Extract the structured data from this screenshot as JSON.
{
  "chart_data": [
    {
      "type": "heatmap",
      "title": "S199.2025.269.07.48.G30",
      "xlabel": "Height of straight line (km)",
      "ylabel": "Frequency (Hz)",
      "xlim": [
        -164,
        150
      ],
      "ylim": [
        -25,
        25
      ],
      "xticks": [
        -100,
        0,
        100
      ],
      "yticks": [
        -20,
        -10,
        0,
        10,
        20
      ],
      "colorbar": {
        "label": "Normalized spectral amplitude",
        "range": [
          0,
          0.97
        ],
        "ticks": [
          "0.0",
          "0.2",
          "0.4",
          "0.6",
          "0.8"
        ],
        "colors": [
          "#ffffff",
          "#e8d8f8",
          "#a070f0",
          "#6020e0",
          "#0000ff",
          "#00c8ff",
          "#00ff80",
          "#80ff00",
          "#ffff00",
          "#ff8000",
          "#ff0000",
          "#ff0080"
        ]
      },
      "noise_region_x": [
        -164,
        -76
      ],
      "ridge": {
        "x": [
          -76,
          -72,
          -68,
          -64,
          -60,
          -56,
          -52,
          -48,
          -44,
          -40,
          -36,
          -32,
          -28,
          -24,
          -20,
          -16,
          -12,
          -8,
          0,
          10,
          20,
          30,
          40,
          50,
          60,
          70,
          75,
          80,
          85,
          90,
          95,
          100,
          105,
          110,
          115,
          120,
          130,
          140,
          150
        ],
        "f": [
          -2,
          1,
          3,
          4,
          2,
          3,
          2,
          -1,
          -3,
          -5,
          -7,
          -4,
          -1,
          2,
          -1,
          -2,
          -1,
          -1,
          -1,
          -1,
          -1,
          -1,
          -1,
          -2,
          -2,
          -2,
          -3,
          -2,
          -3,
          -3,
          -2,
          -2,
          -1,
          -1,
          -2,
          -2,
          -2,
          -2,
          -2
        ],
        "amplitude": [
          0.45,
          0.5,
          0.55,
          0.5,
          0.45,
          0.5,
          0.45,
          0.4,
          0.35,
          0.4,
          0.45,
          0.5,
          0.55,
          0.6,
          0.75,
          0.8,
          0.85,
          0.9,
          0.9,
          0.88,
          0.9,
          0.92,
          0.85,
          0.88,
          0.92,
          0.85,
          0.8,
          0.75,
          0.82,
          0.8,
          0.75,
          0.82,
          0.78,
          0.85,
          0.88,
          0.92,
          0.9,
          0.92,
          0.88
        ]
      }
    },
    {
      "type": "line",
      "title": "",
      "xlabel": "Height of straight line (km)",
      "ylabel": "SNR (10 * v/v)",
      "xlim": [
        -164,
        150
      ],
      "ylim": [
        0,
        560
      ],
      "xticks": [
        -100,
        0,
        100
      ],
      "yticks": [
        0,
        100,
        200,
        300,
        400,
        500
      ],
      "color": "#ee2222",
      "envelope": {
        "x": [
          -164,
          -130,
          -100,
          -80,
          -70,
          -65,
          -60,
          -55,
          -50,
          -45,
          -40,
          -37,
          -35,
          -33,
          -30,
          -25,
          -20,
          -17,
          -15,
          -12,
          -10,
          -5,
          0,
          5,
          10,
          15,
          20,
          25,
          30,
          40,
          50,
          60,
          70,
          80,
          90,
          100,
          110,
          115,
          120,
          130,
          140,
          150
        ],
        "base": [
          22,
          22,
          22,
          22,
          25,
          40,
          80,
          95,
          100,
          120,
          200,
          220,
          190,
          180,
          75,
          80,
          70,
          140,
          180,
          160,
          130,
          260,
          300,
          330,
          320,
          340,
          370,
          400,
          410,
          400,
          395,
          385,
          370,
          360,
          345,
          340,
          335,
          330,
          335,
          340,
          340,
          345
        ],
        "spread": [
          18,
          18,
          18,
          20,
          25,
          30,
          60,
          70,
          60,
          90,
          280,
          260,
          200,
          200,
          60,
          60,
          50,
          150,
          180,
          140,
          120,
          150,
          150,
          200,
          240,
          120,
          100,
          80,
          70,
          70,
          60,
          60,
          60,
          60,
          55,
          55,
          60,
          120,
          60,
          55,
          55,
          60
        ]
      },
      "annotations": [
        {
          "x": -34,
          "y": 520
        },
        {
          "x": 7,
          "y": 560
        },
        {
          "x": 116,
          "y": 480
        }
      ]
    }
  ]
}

### Exercise directions
Provide the count, and nothing else, of lines in the data above where the word "ylabel" occurs.

### Finished task
2